Say how many lines include the word "JSON", using only a number.

*SOURCE MATERIAL:*
· · · ·

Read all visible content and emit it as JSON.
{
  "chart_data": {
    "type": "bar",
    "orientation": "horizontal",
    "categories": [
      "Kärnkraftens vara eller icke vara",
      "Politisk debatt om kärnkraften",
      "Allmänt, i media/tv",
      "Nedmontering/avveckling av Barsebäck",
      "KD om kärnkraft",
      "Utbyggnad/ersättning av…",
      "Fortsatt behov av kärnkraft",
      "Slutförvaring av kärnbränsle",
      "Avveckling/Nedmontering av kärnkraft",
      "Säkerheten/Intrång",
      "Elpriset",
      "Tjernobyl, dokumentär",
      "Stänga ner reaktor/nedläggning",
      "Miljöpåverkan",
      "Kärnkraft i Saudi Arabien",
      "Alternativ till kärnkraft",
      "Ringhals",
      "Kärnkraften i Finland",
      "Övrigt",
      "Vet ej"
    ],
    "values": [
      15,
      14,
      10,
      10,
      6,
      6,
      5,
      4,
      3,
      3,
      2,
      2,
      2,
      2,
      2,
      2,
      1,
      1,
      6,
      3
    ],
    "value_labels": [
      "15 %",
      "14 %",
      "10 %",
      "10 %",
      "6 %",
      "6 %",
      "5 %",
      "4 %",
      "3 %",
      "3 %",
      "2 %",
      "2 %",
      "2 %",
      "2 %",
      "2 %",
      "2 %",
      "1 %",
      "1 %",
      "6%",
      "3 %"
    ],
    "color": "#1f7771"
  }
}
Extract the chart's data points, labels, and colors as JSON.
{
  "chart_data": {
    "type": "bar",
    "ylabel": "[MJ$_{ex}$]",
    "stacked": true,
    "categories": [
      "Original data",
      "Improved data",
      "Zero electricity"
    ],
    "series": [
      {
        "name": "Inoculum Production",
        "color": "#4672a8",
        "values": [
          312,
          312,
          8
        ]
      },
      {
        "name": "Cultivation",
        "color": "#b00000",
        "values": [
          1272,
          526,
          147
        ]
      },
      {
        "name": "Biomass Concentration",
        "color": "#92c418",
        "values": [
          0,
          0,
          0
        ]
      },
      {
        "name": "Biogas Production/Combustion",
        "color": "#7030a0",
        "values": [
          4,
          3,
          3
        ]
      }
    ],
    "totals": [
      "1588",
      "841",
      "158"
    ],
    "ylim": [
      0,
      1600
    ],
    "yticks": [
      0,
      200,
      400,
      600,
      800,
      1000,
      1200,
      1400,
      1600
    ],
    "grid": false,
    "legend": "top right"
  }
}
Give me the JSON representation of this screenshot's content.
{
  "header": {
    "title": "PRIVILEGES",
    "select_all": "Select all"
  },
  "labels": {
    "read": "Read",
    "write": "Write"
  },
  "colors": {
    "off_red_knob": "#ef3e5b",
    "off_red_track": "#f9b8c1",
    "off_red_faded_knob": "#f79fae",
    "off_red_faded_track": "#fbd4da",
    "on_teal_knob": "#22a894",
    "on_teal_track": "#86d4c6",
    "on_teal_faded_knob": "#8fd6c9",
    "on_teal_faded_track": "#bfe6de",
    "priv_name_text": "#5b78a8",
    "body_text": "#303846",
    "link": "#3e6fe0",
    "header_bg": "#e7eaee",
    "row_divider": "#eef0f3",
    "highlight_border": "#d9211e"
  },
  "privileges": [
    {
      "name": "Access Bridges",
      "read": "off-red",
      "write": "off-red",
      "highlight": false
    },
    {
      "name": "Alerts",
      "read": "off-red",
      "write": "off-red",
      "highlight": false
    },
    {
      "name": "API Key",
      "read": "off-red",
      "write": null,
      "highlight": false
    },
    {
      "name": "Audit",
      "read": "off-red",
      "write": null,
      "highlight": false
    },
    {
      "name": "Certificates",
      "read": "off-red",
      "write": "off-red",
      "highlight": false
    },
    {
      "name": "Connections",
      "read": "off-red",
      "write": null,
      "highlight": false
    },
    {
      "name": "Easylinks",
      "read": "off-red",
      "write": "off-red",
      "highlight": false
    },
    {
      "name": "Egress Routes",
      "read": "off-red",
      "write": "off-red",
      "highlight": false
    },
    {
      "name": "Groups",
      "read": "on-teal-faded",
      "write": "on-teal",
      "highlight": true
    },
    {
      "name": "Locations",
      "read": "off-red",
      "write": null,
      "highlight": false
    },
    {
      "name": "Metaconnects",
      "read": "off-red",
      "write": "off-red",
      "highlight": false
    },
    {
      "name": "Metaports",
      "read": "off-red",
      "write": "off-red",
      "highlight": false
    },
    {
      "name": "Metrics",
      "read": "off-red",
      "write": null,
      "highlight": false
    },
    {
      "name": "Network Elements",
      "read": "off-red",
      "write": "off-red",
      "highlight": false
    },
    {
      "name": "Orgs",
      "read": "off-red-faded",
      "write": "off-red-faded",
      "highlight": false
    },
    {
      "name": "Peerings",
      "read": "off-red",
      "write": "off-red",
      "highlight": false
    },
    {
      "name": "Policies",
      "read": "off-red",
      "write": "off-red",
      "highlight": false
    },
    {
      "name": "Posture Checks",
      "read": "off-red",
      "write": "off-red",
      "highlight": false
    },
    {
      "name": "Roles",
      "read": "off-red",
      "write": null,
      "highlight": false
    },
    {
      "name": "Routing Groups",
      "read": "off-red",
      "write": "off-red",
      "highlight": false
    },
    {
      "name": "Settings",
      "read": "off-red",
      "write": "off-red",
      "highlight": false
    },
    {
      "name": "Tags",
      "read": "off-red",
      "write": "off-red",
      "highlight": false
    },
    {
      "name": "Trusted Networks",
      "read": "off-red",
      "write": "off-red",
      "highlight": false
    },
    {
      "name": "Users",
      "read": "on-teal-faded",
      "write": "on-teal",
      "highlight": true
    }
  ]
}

· · · ·

*EXERCISE SOLUTION:*
3